Listed entries
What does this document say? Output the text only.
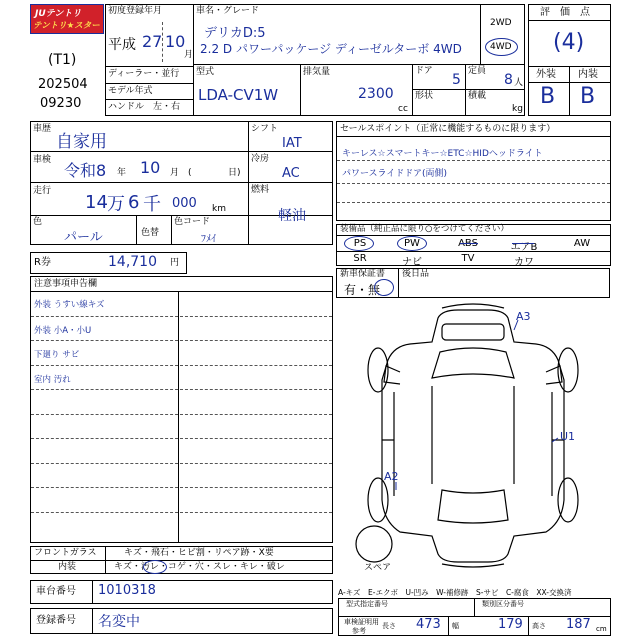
JUテントリ
テントリ★スター
(T1)
202504
09230
初度登録年月
平成 27 10
月
ディーラー・並行
モデル年式
ハンドル　左・右
車名・グレード
デリカD:5
2.2 D パワーパッケージ ディーゼルターボ 4WD
2WD
4WD
型式
LDA-CV1W
排気量
2300
cc
ドア
5
定員
8 人
形状	積載
kg
評　価　点
(4)
外装 内装
B B
車歴
自家用
車検
令和8 年 10 月 (	日)
走行
14 万 6 千 000 km
色
パール	色替
色コード
ﾌﾒｲ
シフト
IAT
冷房
AC
燃料
軽油
R券	14,710 円
セールスポイント（正常に機能するものに限ります）
キーレス☆スマートキー☆ETC☆HIDヘッドライト
パワースライドドア(両側)
装備品（純正品に限り○をつけてください）
PS	PW	ABS	エアB	AW
SR	ナビ	TV	カワ
新車保証書
有・無
後日品
注意事項申告欄
外装 うすい線キズ
外装 小A・小U
下廻り サビ
室内 汚れ
A3
U1
A2
スペア
フロントガラス	キズ・飛石・ヒビ割・リペア跡・X要
内装	キズ・汚レ・コゲ・穴・スレ・キレ・破レ
A-キズ　E-エクボ　U-凹み　W-補修跡　S-サビ　C-腐食　XX-交換済
車台番号 1010318
登録番号 名変中
型式指定番号	類別区分番号
車検証明用
参考
長さ 473 幅	179 高さ 187 cm
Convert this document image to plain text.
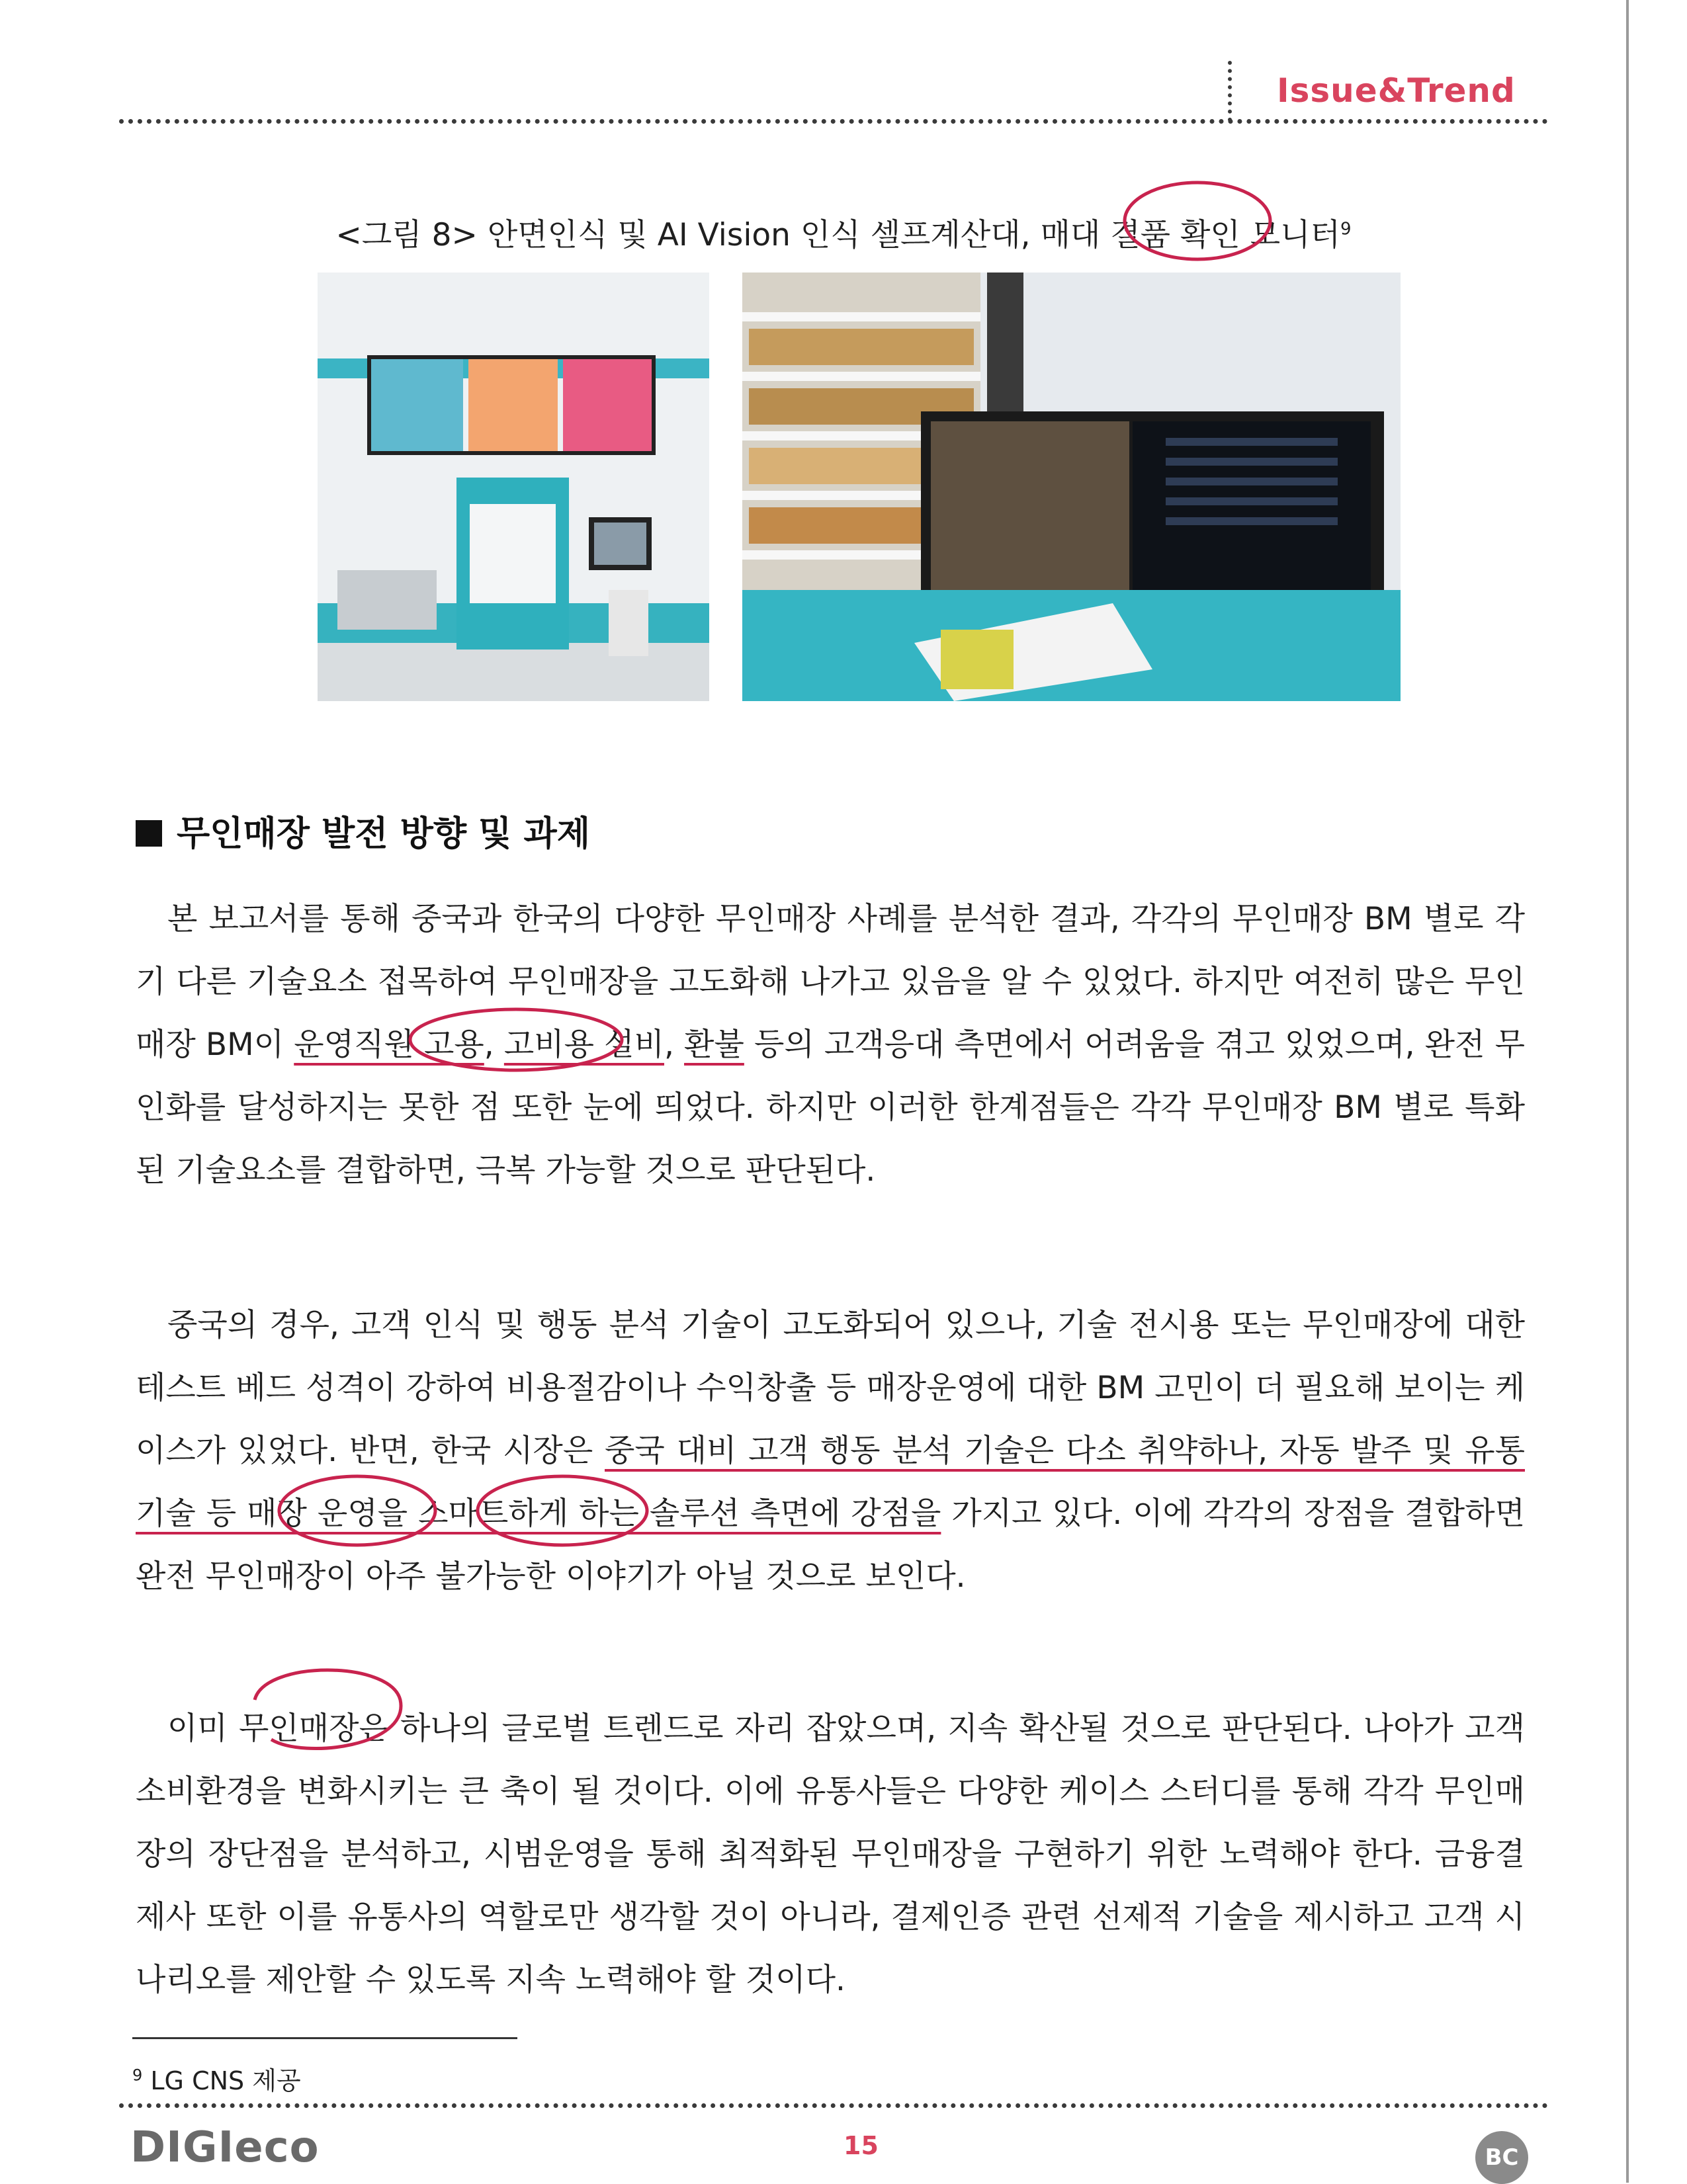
Issue&Trend
<그림 8> 안면인식 및 AI Vision 인식 셀프계산대, 매대 결품 확인 모니터$^9$
무인매장 발전 방향 및 과제
본 보고서를 통해 중국과 한국의 다양한 무인매장 사례를 분석한 결과, 각각의 무인매장 BM 별로 각기 다른 기술요소 접목하여 무인매장을 고도화해 나가고 있음을 알 수 있었다. 하지만 여전히 많은 무인매장 BM이 운영직원 고용, 고비용 설비, 환불 등의 고객응대 측면에서 어려움을 겪고 있었으며, 완전 무인화를 달성하지는 못한 점 또한 눈에 띄었다. 하지만 이러한 한계점들은 각각 무인매장 BM 별로 특화된 기술요소를 결합하면, 극복 가능할 것으로 판단된다.
중국의 경우, 고객 인식 및 행동 분석 기술이 고도화되어 있으나, 기술 전시용 또는 무인매장에 대한 테스트 베드 성격이 강하여 비용절감이나 수익창출 등 매장운영에 대한 BM 고민이 더 필요해 보이는 케이스가 있었다. 반면, 한국 시장은 중국 대비 고객 행동 분석 기술은 다소 취약하나, 자동 발주 및 유통 기술 등 매장 운영을 스마트하게 하는 솔루션 측면에 강점을 가지고 있다. 이에 각각의 장점을 결합하면 완전 무인매장이 아주 불가능한 이야기가 아닐 것으로 보인다.
이미 무인매장은 하나의 글로벌 트렌드로 자리 잡았으며, 지속 확산될 것으로 판단된다. 나아가 고객 소비환경을 변화시키는 큰 축이 될 것이다. 이에 유통사들은 다양한 케이스 스터디를 통해 각각 무인매장의 장단점을 분석하고, 시범운영을 통해 최적화된 무인매장을 구현하기 위한 노력해야 한다. 금융결제사 또한 이를 유통사의 역할로만 생각할 것이 아니라, 결제인증 관련 선제적 기술을 제시하고 고객 시나리오를 제안할 수 있도록 지속 노력해야 할 것이다.
$^9$ LG CNS 제공
DIGIeco	15	BC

Request
Search the material above for "text". Pull out each line where it shows up.

Answer below
What does this document say? Output the text only.
Convert this document image to plain text.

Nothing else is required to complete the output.